Aim of the exercise:
Using the data below, determine the number of lines that include the string "Output". Write only that number.

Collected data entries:
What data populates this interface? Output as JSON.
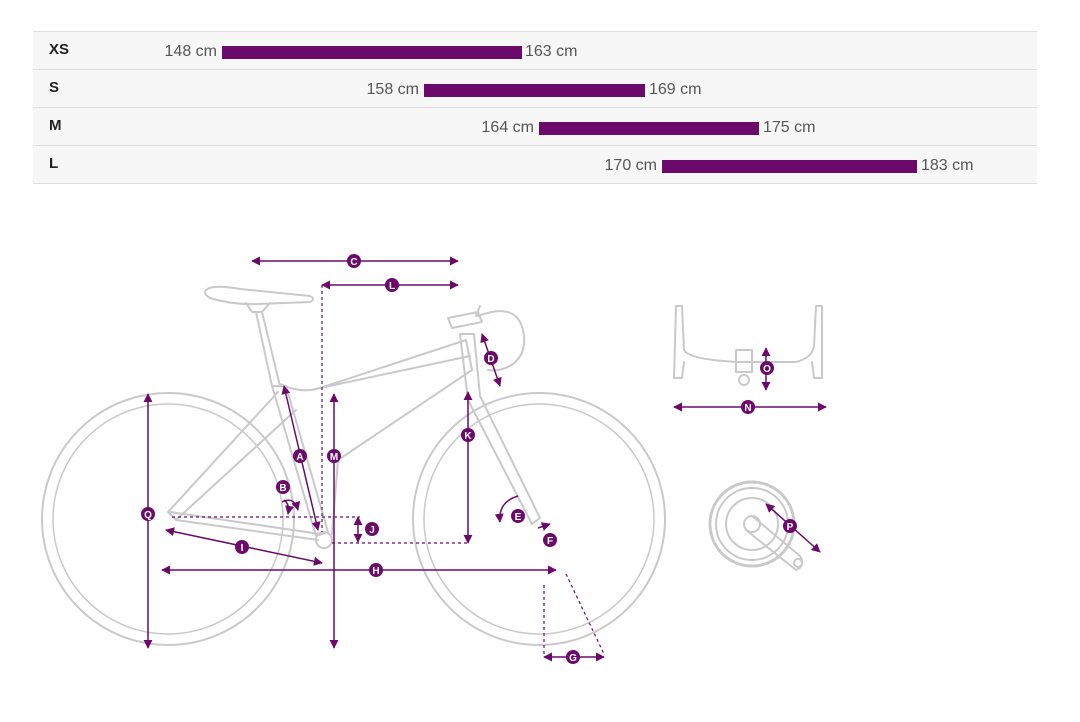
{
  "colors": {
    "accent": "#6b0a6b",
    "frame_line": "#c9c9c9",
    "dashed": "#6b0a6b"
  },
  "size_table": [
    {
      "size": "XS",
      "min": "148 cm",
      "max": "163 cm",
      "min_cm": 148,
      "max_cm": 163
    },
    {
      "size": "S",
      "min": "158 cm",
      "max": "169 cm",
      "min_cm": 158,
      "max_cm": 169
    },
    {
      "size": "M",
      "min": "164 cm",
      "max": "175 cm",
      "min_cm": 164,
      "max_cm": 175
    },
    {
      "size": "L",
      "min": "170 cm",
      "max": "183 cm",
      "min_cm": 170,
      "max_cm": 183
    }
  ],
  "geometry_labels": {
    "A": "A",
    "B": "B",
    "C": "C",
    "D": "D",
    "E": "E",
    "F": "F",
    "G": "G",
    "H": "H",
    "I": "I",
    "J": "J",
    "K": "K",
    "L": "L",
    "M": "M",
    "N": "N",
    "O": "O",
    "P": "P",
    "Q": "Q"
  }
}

* * *

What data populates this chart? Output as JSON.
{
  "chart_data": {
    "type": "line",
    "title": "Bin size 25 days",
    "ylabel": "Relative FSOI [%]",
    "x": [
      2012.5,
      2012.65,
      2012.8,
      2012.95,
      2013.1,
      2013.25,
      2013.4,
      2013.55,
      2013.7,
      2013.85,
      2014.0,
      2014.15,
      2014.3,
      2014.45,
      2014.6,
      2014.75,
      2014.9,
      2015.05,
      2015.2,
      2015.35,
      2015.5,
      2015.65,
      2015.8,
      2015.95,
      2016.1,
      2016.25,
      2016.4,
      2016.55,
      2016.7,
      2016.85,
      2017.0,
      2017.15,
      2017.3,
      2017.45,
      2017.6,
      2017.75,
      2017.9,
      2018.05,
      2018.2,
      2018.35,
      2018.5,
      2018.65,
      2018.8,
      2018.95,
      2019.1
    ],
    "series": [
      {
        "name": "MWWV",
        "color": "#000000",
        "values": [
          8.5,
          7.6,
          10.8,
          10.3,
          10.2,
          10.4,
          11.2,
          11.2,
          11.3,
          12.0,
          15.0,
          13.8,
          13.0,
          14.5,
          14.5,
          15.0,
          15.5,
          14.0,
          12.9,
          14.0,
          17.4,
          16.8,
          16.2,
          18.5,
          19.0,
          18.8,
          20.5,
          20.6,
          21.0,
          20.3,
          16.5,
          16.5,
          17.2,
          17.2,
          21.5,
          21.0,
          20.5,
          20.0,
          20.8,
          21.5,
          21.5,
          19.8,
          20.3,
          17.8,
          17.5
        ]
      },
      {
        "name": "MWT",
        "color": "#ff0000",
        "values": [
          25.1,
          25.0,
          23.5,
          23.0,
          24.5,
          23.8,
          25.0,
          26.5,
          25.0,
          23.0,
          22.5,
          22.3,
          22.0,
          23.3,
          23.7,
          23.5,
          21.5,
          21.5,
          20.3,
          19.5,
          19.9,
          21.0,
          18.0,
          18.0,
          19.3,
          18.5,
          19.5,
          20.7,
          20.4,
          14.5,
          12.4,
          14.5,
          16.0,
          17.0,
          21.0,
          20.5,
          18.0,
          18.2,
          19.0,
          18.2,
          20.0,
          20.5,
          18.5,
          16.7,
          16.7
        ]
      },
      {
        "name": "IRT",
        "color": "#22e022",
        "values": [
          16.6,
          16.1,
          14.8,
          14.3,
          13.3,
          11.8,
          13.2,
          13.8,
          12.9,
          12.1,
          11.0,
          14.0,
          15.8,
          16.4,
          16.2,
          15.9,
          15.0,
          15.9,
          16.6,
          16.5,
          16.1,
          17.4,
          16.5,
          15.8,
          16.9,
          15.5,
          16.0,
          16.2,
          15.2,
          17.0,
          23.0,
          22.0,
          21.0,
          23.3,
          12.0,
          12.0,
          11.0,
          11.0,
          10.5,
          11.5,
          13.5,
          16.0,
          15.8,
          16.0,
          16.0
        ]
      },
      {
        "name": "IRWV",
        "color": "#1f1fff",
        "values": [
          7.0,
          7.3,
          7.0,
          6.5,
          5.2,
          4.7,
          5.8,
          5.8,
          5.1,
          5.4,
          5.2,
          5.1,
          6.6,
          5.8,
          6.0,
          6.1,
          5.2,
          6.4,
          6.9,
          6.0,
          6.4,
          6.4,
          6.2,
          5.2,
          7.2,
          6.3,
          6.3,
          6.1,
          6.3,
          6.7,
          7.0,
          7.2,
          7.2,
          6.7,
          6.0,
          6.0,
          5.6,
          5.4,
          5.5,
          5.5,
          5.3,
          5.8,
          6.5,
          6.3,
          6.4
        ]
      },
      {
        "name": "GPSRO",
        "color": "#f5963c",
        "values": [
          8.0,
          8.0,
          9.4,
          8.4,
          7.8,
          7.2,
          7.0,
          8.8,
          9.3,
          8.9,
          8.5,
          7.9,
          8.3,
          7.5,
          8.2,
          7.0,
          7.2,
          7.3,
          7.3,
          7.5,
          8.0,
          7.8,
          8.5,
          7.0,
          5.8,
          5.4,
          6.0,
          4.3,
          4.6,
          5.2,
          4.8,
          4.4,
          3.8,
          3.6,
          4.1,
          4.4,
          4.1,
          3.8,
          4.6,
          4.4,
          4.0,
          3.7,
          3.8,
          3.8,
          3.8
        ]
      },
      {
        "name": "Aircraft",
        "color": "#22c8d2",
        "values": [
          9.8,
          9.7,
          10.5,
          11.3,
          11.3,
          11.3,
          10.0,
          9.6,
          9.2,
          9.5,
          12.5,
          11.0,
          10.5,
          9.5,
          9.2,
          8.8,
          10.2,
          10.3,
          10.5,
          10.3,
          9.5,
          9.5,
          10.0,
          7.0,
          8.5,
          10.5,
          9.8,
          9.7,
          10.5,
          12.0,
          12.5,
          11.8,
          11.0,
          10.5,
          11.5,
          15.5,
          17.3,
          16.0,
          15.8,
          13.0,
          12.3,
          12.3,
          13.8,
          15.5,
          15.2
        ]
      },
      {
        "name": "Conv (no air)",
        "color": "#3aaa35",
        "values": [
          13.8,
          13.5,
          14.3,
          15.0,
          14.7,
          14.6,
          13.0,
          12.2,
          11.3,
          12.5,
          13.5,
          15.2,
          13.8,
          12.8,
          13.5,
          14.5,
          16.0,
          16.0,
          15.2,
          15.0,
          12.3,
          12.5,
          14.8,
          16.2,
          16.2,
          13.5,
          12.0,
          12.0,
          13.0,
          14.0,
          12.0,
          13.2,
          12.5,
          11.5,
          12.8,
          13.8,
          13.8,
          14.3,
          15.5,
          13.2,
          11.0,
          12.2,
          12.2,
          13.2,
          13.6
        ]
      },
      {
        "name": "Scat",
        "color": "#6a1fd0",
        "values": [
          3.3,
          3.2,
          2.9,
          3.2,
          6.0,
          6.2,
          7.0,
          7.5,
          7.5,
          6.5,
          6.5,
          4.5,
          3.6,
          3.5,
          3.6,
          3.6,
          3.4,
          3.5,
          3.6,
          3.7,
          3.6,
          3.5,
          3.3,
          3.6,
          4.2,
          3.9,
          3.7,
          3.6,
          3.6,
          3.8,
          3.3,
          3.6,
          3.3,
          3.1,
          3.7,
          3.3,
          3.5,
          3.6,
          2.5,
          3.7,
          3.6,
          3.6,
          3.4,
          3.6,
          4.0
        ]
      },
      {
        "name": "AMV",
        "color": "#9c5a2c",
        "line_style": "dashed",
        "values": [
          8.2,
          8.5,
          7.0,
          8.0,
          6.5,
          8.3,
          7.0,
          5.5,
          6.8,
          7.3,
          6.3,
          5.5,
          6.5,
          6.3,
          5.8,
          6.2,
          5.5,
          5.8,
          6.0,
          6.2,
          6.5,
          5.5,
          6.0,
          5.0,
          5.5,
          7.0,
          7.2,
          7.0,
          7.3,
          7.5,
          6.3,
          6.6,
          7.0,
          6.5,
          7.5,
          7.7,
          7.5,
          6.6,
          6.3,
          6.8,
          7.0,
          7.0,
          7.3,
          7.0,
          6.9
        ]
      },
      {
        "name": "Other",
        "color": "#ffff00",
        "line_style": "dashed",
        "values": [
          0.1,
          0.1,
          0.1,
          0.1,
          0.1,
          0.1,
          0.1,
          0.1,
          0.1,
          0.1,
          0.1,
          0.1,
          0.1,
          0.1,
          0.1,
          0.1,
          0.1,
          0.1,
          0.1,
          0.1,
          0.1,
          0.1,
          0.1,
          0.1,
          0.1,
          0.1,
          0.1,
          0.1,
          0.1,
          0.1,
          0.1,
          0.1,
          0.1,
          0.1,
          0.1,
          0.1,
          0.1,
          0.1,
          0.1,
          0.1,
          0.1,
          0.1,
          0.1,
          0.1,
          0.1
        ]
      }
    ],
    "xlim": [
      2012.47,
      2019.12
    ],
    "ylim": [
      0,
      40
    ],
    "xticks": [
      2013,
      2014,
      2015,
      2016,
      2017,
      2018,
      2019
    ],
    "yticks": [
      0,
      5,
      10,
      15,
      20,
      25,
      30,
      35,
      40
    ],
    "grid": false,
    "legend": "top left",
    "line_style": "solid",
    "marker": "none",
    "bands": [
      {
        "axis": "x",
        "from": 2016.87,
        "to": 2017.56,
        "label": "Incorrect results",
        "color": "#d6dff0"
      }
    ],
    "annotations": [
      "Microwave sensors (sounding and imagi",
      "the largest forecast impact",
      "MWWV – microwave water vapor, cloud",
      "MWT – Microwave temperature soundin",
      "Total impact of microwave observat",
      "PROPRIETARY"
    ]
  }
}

* * *

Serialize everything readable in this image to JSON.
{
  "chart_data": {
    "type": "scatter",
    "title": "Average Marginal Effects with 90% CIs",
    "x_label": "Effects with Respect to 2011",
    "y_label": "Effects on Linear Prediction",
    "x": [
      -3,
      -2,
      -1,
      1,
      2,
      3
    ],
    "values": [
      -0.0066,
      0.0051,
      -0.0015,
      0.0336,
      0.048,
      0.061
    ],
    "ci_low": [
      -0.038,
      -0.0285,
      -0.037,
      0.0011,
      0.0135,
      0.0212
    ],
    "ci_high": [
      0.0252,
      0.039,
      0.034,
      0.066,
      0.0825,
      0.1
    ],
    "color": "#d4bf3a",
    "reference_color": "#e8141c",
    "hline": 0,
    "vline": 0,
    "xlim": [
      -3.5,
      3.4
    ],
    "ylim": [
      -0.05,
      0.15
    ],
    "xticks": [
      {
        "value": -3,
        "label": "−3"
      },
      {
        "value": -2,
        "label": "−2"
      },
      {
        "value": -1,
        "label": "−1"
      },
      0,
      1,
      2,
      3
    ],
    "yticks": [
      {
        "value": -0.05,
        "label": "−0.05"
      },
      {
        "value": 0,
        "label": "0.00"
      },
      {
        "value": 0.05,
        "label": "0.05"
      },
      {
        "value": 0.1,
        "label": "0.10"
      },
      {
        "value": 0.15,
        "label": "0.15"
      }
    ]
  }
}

Result of this task:
2